* _EXERCISE DESCRIPTION_: Search the data for the string "text" and gather each line it is in.

* _RAW RECORDS_:
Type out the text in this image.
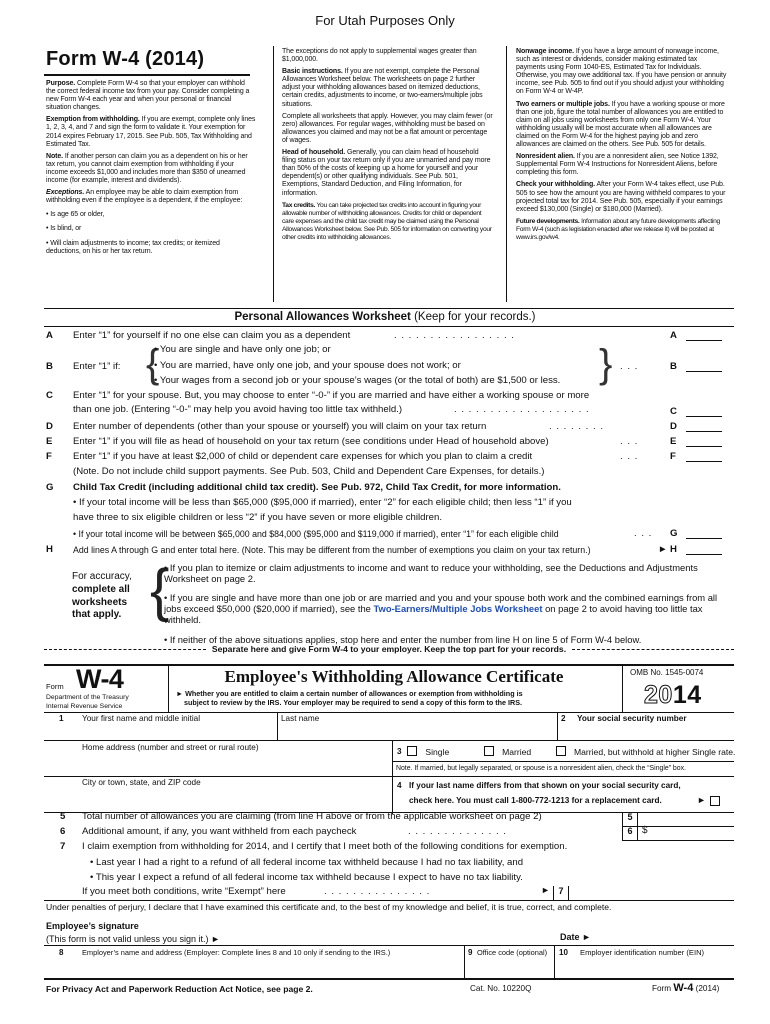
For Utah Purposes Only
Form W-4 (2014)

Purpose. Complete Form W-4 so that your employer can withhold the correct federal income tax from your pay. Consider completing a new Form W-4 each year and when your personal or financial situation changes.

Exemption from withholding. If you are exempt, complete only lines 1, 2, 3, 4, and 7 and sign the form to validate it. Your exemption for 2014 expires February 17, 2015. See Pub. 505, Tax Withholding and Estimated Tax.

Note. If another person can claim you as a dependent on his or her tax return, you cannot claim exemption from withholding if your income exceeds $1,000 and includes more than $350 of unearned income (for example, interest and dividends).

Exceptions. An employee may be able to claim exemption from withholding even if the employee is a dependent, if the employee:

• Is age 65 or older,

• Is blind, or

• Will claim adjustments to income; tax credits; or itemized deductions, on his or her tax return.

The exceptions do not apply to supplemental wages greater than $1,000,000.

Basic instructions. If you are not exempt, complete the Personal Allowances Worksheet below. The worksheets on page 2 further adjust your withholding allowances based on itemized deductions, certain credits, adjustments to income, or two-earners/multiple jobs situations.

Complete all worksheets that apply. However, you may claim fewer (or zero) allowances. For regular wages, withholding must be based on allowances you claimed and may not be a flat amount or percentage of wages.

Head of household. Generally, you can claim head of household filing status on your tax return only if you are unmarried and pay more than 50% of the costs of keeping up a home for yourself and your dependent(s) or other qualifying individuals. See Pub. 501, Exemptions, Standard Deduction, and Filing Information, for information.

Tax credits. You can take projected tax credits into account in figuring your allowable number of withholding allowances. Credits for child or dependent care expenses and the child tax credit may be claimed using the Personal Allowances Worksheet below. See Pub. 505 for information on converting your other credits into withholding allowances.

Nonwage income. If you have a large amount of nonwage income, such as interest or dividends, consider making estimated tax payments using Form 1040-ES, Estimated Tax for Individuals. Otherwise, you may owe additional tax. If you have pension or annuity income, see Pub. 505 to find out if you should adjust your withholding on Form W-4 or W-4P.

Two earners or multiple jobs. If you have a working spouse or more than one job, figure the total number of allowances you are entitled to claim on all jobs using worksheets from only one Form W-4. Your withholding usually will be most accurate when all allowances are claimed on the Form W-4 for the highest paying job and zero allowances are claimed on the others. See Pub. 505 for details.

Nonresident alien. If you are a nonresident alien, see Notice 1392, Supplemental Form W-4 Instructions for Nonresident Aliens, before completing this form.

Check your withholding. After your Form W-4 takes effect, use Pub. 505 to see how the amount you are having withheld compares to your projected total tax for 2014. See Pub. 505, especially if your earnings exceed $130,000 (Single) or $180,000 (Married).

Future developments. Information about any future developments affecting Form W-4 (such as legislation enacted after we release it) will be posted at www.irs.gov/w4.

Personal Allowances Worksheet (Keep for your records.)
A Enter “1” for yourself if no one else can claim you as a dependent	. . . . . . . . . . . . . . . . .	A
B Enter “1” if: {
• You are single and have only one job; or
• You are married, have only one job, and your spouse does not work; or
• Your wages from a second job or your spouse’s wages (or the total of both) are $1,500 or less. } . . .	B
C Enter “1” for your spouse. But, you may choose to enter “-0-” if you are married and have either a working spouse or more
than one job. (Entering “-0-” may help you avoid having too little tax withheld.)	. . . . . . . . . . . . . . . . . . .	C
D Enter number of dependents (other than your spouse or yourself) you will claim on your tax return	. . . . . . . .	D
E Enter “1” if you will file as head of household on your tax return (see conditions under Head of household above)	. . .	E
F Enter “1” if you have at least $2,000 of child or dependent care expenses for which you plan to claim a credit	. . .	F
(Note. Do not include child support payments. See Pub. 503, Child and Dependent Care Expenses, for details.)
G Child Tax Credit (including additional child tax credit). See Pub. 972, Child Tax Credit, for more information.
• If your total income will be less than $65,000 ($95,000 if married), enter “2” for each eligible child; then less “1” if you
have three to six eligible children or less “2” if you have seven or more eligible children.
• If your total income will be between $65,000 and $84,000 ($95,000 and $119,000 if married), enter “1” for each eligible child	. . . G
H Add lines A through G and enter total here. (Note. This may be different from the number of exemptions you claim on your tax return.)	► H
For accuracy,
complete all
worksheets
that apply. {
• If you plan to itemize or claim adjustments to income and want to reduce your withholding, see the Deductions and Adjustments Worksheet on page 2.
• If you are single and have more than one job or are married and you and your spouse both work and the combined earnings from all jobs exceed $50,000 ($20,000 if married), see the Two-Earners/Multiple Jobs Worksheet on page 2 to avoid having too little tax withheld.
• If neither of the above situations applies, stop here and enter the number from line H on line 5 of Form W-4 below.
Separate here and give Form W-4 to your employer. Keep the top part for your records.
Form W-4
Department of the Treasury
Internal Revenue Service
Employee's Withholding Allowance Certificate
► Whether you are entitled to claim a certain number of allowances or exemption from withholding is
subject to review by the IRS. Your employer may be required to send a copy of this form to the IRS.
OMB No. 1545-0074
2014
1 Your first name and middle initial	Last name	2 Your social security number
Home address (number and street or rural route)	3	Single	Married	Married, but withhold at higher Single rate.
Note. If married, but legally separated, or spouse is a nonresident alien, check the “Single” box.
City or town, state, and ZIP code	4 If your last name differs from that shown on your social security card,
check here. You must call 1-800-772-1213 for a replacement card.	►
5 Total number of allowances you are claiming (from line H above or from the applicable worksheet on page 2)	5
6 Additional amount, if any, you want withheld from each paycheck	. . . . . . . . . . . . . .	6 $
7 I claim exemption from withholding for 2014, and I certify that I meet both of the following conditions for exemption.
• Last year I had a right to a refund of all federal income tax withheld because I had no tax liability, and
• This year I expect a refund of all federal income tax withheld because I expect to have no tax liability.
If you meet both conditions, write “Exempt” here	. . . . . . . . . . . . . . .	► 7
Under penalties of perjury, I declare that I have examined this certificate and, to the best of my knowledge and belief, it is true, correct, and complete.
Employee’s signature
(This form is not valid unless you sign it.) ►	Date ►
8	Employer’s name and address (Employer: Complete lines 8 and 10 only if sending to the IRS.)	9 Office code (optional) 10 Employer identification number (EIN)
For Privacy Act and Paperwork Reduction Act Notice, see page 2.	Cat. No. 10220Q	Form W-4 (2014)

---

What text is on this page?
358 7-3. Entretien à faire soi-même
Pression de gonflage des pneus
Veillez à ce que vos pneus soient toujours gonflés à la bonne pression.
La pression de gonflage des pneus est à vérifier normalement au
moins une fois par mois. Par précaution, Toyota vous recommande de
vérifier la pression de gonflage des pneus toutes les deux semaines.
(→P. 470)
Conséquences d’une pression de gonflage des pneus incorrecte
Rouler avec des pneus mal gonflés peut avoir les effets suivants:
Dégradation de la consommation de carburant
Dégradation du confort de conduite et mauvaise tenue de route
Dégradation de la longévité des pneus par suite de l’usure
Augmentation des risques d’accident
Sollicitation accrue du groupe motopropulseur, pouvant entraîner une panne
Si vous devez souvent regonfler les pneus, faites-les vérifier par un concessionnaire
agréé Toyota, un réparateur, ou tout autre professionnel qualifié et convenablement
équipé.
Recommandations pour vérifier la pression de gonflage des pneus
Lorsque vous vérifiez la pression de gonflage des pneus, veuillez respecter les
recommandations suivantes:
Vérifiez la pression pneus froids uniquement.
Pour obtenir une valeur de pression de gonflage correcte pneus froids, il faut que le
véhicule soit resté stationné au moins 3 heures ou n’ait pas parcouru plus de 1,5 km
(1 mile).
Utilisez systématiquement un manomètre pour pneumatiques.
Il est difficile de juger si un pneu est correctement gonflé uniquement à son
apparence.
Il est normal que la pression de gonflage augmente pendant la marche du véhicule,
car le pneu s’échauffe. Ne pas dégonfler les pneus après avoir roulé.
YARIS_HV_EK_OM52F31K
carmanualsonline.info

* _COMPLETE RESPONSE_:
Type out the text in this image.
What text is on this page?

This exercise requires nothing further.